SELECTED PASSAGE:
>> start

As 2013 was drawing to a close I
began thinking and writing again about my Great Aunt Ethel Lees Shorthouse
(1886 – 1966). A hundred years ago in May 1913 she had set out adventurously to
change her mundane existence in Manchester ,
England , an
adventure that would lead to, amongst other things, a bigamous marriage and
deportation by the Nazis! Her “new” life began in Adelaide ,
South Australia and ended in Jersey, the Channel Islands .
For a long time Ethel had been
this teenager’s vague recollection of a timid old lady on a visit to her
sister, my grandmother Minnie, just a few years before her death in the Bellozanne
Valley, Jersey. I never thought of her again until Minnie herself died in 1982,
and a cache of old postcards was discovered by her daughter, my mother Dorothy.
Most of the cards bore messages sent to Minnie by Ethel during the years 1907
to 1915. They provided tantalising glimpses into Edwardian life in
Staffordshire and Manchester ,
unresolved because the responses from her younger sister were clearly
elsewhere, or had even been thrown away. I did eventually get to read some of
these in 2011, cards that had been saved by one of Ethel’s granddaughters
living in Southampton . Then, about 10 years
after reading the “Ethel to Minnie” messages, I was lucky enough to be sent a
photocopied version of Ethel’s Australian Journal from another Southampton granddaughter. Ethel had called this document
“Items of my first voyages”, so, in 1913, she had plainly intended to take up
travelling seriously.
These precious resources would
enable me to make a first attempt, in 1998, at a kind of family history. I look
back at it now and see the gaping holes, but I was untutored and working with
little material and mainly faulty, fading memories. Later that year I plundered
Ethel’s scant history to produce a final project for my Access to Humanities
course. Ethel popped up once more to help me out with a First Degree module.
And probably the best piece of academic analysis I created for my 2006 Master’s
degree examined Ethel’s psychological state through three lengthy postcard
messages she’d sent home from faraway Australia to Staffordshire as World
War One broke out. I so wish now that this grateful and humble great niece
could have appreciated her great aunt when she had the chance as a teenager in
the 1960s.

>> end

GIVEN DATA:
>> start

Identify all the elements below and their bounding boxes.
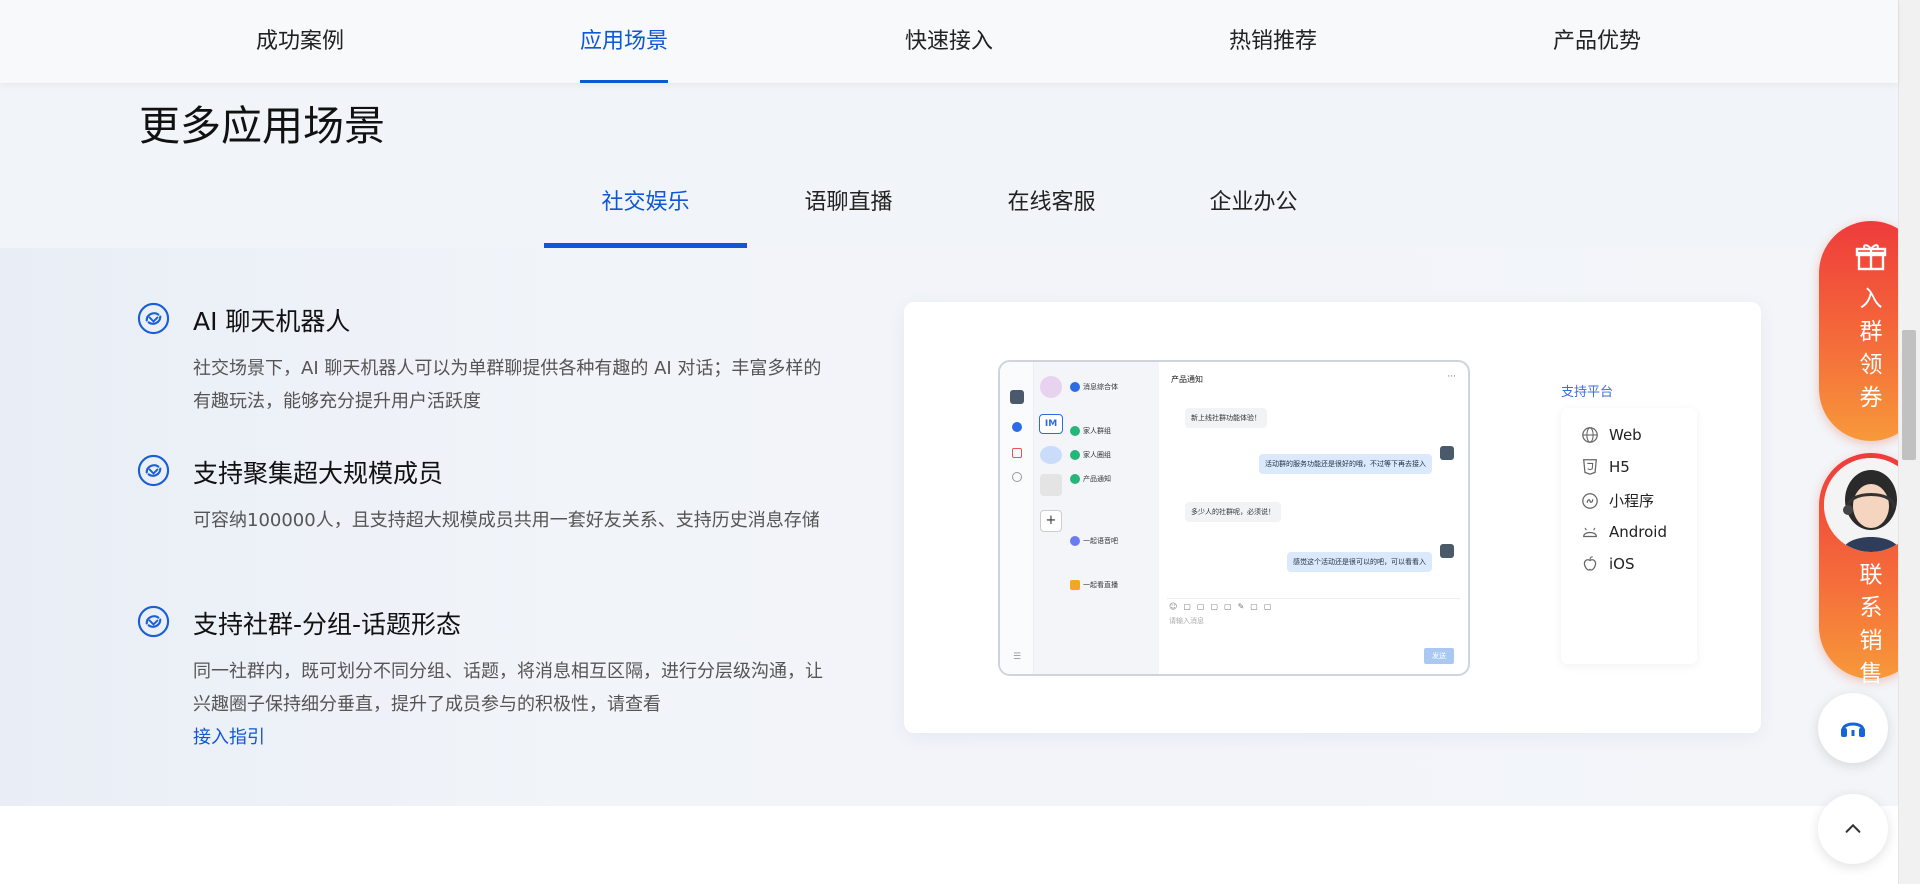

>> end

EXERCISE SET:
• A. In the passage about Great Aunt Ethel, what title had Ethel given to her Australian Journal?
• B. Revise the passage about Great Aunt Ethel from "For a long time" to "my mother Dorothy.", putting "box" in place of "cache".
• C. Carry on the account of Great Aunt Ethel from the point where it stops.

SOLVED TASKS:
• A. She called it "Items of my first voyages."

• B.
For a long time Ethel had been
this teenager’s vague recollection of a timid old lady on a visit to her
sister, my grandmother Minnie, just a few years before her death in the Bellozanne
Valley, Jersey. I never thought of her again until Minnie herself died in 1982,
and a box of old postcards was discovered by her daughter, my mother Dorothy.

• C.
My latest effort to do justice to
Ethel’s memory has been interrupted by Christmas, but the research is done, and
a document should materialise in the New Year. In recent years my sister Terri
has discovered online archives of Australian newspapers. Contemporary articles
exist which describe the rationale behind the emigration of thousands of
domestic helpers to the Colonies around the turn of the 19th and 20th
centuries. This was the movement that took Ethel to Australia . We’ve even discovered
articles directly linked to events recorded in Ethel’s Journal. So a more three
dimensional person is emerging from the family mythology, and the bonds of
familial empathy are strengthening in ways we never dreamed.
Next year is another centenary,
that of the outbreak of World War One. Whilst I have evidence that Ethel and
Minnie’s brothers fought in and survived that conflict, a great uncle of mine,
Harry Mattison, brother of my grandfather Bert, Minnie’s husband, died aged
twenty, less than a year after the war broke out. I will mark this upcoming
anniversary with little pride, rather a sense of frustration – firstly at the
loss of so many other young men that, when Ethel returned after the war, she
married a man much older than she, a man who, unknown to her, had abandoned his
first wife and family and dishonoured himself in his own military service;
secondly because the women of that time are often depicted as deliverers of
white feathers, or as armaments manufacturers, then perhaps as widows. No-one
remarks on those shiploads of young women who’d ventured out into the Dominions
at that very time to help build successful societies in Canada, New Zealand and
Australia – they provided the support necessary to “liberate” bright,
articulate women from domestic chores so that they could found charitable
organisations, run newspapers, or campaign for political change. These “new”
women of what would become the Commonwealth owed their freedom to women like my
great aunt Ethel, who then found themselves marooned abroad, often feeling
guilty, and unable to support their own families in the years from 1914 to
1918.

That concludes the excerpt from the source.